* **Problem details**: Copy every line of the following data that includes the string "type".

Dataset rows about figures:

****

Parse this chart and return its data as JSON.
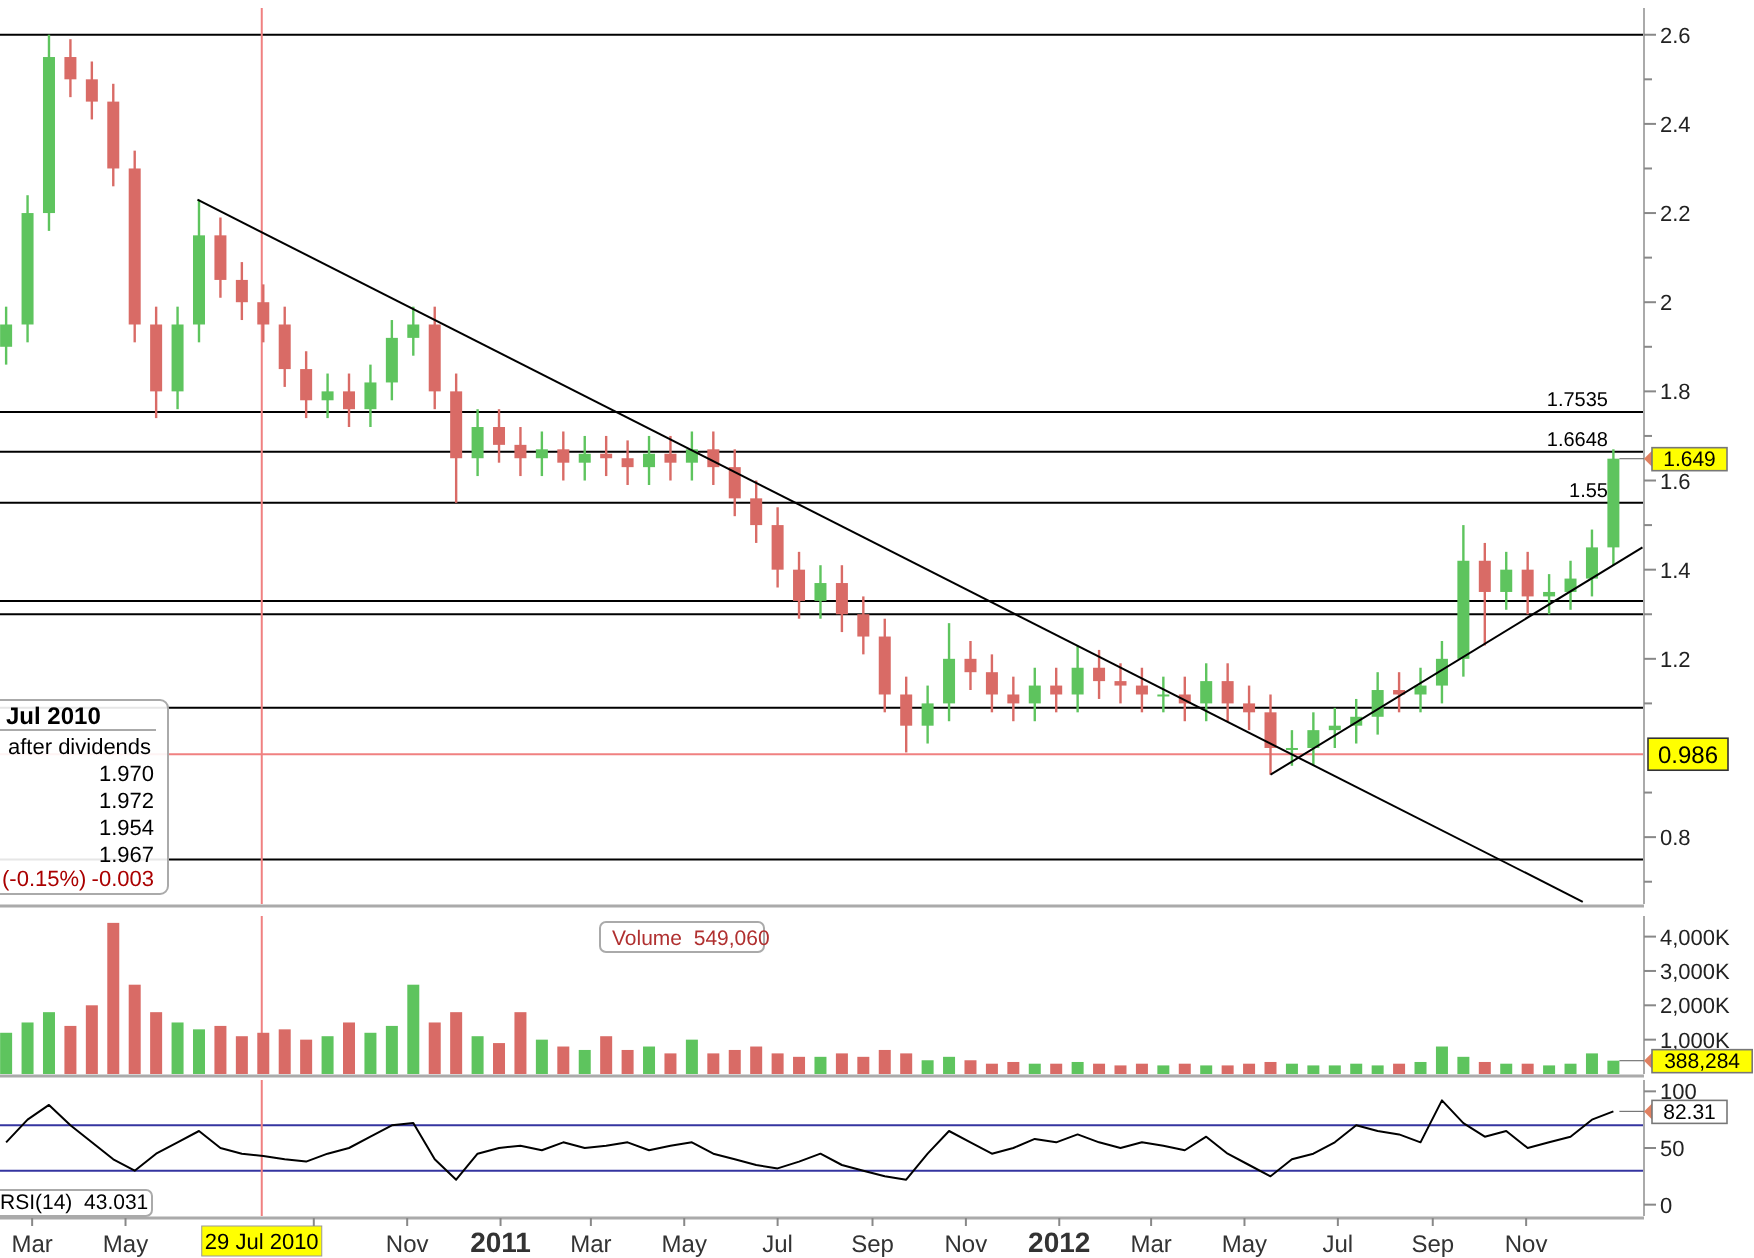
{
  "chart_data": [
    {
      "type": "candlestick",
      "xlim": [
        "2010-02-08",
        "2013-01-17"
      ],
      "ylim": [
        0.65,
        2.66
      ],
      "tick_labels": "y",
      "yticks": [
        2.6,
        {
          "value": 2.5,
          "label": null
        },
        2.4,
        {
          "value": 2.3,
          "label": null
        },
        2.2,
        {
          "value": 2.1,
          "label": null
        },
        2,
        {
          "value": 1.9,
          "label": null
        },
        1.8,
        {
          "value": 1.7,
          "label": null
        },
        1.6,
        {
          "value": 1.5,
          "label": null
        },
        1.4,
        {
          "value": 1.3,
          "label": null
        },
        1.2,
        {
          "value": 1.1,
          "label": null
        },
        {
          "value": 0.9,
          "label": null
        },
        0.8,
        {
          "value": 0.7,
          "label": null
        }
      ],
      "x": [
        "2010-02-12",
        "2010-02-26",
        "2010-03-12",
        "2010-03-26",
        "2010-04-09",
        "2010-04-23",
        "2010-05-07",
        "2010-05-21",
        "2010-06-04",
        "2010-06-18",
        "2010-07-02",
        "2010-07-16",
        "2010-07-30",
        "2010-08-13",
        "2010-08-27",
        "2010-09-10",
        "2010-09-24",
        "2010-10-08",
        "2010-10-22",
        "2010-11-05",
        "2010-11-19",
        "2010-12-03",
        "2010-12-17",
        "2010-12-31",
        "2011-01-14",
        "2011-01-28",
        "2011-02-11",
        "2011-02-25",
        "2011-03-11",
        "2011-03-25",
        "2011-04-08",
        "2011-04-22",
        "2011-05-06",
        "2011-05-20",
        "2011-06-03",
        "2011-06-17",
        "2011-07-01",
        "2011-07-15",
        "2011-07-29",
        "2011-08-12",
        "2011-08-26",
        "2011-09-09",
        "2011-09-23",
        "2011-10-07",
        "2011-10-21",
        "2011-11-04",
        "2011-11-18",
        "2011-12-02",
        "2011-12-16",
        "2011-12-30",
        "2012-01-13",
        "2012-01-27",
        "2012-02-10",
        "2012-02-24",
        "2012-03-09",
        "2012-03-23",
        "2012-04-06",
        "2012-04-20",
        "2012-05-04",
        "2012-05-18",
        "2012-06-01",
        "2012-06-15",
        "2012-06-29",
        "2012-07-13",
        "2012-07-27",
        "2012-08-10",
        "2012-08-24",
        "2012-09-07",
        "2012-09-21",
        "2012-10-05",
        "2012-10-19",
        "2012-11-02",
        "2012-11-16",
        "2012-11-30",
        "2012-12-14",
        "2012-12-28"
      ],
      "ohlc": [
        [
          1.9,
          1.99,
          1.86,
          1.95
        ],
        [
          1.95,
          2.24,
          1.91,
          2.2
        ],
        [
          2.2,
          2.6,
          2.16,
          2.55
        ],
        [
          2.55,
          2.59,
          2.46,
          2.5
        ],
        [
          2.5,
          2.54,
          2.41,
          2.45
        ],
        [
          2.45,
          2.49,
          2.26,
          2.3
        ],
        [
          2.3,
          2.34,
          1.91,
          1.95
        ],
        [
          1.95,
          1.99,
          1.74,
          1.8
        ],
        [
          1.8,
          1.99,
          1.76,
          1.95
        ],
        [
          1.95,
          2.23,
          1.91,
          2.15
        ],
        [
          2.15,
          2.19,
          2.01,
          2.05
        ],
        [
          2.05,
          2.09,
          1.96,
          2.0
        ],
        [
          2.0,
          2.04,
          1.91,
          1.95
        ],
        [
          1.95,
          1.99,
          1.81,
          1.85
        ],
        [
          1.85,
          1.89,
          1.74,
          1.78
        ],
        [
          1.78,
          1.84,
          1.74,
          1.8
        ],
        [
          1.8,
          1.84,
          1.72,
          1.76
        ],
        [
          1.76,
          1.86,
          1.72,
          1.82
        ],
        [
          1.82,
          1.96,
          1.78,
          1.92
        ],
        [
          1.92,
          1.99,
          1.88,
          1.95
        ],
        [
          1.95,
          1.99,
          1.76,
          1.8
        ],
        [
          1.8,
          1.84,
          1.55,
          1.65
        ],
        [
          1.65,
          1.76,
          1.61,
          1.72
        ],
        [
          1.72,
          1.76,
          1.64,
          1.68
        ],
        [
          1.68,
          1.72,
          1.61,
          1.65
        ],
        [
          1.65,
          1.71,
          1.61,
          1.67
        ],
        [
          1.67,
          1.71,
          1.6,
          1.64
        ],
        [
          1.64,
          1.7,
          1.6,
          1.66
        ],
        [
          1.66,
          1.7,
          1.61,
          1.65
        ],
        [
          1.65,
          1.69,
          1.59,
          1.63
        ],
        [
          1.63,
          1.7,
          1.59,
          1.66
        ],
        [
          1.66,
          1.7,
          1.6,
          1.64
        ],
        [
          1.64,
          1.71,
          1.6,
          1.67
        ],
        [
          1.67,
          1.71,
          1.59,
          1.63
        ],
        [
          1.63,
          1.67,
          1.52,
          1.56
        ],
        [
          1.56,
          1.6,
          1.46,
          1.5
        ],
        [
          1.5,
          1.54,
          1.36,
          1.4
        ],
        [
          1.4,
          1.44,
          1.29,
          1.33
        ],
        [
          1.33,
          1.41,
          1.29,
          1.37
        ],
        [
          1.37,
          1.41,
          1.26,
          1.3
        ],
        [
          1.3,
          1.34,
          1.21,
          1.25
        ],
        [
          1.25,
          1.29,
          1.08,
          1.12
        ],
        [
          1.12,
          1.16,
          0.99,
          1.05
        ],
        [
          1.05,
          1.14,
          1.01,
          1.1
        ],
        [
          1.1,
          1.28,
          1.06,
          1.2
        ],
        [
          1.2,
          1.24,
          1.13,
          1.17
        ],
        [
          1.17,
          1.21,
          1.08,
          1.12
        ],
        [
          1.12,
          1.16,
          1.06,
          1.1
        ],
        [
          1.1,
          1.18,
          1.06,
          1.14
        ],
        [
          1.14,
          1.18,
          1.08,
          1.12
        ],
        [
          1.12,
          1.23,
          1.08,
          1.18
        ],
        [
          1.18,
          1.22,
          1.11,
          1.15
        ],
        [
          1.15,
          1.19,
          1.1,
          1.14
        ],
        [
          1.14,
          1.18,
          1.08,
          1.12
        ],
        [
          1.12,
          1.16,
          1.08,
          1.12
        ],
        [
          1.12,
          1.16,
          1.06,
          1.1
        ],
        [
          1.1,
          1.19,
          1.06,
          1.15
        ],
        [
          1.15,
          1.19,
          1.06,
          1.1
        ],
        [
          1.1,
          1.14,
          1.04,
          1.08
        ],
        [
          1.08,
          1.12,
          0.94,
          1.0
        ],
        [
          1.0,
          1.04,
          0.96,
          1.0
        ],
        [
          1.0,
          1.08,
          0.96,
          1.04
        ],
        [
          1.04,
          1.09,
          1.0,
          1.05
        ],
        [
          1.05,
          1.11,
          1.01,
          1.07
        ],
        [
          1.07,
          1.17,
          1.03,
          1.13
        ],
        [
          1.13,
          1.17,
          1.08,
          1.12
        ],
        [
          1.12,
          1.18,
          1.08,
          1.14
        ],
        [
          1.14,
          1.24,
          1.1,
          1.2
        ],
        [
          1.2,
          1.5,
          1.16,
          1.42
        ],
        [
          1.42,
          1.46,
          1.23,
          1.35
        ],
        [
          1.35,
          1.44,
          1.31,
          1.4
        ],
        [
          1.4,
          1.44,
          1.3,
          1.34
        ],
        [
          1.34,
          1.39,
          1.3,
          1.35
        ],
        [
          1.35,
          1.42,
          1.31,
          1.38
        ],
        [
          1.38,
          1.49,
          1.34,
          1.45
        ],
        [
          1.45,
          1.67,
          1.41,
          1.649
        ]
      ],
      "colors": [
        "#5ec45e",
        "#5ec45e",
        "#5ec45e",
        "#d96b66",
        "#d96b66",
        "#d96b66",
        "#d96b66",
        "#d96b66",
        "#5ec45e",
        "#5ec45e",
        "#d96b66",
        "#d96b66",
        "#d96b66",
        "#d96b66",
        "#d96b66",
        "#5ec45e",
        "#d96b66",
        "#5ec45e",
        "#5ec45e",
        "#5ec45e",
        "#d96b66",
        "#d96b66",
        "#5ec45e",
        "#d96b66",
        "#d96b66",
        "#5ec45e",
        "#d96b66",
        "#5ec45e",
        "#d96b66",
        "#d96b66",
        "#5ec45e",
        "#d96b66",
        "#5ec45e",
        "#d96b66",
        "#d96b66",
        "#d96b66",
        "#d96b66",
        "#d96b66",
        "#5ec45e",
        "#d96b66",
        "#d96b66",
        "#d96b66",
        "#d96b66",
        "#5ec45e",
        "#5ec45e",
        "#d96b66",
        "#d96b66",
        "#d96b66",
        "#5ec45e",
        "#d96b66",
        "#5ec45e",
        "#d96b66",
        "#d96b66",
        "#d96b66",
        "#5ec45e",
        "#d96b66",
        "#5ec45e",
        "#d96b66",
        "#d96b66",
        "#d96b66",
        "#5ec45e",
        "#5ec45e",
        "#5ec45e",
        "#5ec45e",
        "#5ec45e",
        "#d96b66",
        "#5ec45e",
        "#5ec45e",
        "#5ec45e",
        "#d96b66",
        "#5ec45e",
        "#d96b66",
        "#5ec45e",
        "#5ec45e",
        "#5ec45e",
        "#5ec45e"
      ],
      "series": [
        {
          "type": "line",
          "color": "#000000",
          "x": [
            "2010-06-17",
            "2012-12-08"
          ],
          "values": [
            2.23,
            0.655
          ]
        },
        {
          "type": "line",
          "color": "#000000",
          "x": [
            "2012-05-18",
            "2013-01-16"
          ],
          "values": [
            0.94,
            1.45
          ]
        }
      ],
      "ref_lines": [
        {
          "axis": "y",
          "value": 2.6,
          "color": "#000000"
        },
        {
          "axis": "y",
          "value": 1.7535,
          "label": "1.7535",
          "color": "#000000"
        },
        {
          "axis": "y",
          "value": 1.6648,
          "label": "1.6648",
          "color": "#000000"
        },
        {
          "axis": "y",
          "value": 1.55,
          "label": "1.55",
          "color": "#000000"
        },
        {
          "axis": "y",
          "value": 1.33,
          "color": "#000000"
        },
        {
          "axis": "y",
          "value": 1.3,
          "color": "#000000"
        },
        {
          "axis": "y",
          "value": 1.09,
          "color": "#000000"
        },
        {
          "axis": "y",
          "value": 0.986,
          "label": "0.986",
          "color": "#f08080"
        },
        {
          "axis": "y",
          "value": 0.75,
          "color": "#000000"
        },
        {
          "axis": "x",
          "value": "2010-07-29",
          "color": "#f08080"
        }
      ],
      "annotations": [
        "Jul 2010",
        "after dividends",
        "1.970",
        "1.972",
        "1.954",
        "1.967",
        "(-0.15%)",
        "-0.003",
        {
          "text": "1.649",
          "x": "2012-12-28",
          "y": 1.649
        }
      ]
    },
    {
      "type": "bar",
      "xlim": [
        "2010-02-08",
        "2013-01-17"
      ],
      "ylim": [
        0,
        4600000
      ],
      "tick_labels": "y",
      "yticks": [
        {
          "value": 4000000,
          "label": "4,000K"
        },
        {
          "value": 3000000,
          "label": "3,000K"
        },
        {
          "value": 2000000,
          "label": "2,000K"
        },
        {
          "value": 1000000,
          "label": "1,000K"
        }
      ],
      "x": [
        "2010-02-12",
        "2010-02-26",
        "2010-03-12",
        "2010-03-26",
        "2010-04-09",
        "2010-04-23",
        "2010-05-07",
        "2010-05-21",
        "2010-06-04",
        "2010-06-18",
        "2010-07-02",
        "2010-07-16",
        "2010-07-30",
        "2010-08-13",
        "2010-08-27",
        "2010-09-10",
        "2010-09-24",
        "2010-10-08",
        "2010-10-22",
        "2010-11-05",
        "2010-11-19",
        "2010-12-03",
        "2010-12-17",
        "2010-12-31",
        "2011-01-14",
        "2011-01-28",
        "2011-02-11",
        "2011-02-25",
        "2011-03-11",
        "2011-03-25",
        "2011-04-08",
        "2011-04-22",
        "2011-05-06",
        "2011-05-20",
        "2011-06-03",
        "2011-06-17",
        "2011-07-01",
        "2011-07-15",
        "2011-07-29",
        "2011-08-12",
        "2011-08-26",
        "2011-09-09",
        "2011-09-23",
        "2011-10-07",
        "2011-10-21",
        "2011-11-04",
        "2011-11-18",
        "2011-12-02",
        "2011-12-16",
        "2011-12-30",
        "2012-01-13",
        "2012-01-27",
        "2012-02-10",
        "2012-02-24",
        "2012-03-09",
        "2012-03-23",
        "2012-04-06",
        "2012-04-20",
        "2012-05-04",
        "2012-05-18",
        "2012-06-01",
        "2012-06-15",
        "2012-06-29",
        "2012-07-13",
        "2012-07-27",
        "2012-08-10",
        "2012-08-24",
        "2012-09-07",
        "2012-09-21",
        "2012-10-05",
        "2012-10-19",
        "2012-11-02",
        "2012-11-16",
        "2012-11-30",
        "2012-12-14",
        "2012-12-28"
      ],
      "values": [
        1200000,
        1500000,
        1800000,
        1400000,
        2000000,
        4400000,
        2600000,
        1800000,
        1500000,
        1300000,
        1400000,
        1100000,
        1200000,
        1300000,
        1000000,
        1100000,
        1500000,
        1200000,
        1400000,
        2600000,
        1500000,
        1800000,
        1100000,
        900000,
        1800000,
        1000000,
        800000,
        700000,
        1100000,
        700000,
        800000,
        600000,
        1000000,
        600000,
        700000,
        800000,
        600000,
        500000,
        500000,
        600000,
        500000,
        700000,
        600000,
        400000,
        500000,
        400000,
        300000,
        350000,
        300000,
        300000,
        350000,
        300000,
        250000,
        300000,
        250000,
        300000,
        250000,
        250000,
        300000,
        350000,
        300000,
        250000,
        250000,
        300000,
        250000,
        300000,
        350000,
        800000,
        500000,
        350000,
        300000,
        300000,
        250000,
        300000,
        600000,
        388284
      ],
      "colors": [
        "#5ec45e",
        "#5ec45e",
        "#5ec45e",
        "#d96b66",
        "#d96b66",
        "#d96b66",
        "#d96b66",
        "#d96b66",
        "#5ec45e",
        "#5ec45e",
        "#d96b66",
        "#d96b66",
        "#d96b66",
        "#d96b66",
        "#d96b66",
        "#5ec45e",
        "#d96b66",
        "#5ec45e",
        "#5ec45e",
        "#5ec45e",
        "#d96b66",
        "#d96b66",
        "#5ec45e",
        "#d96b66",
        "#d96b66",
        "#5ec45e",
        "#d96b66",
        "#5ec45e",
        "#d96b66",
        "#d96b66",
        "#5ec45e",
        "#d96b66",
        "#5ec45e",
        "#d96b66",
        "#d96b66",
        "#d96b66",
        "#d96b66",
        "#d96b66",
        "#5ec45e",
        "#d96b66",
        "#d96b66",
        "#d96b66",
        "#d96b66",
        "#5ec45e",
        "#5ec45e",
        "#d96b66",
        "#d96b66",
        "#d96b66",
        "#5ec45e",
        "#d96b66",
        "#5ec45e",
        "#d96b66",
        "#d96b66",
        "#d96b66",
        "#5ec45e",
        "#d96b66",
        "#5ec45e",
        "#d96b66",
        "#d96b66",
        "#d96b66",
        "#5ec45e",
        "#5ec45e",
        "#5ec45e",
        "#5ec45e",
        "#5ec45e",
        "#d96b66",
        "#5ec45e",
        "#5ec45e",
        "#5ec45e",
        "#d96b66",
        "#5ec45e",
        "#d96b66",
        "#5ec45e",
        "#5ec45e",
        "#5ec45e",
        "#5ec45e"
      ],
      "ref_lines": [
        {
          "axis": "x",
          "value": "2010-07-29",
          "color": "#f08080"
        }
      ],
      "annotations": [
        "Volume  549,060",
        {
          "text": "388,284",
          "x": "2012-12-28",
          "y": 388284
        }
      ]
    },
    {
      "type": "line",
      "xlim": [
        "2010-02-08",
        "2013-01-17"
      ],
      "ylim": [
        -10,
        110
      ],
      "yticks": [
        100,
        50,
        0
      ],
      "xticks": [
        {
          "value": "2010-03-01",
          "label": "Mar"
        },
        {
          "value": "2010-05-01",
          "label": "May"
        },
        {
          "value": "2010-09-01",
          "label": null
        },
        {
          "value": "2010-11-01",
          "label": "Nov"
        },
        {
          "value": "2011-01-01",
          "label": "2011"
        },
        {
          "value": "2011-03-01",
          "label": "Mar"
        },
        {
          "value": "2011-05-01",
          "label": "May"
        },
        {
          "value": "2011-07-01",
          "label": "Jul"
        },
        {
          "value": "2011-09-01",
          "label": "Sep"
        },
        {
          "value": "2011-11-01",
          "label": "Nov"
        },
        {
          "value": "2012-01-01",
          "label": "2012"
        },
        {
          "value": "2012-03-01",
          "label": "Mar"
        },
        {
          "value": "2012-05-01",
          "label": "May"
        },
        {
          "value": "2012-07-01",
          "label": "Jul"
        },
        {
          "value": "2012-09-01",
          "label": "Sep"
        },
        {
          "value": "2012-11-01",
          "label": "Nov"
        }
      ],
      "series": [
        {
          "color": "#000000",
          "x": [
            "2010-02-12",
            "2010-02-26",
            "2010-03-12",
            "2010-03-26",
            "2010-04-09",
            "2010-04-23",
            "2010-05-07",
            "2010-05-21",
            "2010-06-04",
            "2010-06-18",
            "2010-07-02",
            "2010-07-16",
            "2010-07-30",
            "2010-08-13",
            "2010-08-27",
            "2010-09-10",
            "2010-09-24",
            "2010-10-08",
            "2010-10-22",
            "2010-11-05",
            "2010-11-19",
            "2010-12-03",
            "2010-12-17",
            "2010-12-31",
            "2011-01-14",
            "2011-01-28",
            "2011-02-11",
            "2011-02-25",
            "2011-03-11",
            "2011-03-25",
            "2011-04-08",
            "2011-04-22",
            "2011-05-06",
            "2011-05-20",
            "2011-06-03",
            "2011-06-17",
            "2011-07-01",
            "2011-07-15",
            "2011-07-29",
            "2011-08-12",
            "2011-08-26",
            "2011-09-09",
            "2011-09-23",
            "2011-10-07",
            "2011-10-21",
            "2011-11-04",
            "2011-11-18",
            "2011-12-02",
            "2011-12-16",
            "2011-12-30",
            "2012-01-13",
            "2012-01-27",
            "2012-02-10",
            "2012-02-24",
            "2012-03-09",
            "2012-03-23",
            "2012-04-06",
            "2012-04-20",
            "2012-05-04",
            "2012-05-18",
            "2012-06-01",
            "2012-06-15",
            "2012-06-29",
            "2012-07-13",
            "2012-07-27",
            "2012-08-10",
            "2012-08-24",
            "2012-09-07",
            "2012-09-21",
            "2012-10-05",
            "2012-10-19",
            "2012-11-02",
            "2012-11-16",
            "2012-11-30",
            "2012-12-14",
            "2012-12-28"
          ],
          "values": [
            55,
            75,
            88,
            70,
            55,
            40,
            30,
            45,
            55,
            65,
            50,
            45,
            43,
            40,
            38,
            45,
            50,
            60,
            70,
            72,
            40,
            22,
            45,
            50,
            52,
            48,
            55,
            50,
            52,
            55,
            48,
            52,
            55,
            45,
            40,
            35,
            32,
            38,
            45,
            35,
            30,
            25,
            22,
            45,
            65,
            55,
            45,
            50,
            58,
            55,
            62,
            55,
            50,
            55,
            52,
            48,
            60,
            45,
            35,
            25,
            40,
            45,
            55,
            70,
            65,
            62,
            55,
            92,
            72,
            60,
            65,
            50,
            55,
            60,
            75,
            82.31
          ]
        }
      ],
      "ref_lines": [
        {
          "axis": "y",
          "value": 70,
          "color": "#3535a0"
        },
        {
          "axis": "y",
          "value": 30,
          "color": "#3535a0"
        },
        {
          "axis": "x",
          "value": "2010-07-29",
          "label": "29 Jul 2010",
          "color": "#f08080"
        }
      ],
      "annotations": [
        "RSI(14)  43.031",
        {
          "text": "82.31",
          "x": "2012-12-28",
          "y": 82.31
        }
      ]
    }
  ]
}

****

* **Finished task**:
      "type": "candlestick",
          "type": "line",
          "type": "line",
      "type": "bar",
      "type": "line",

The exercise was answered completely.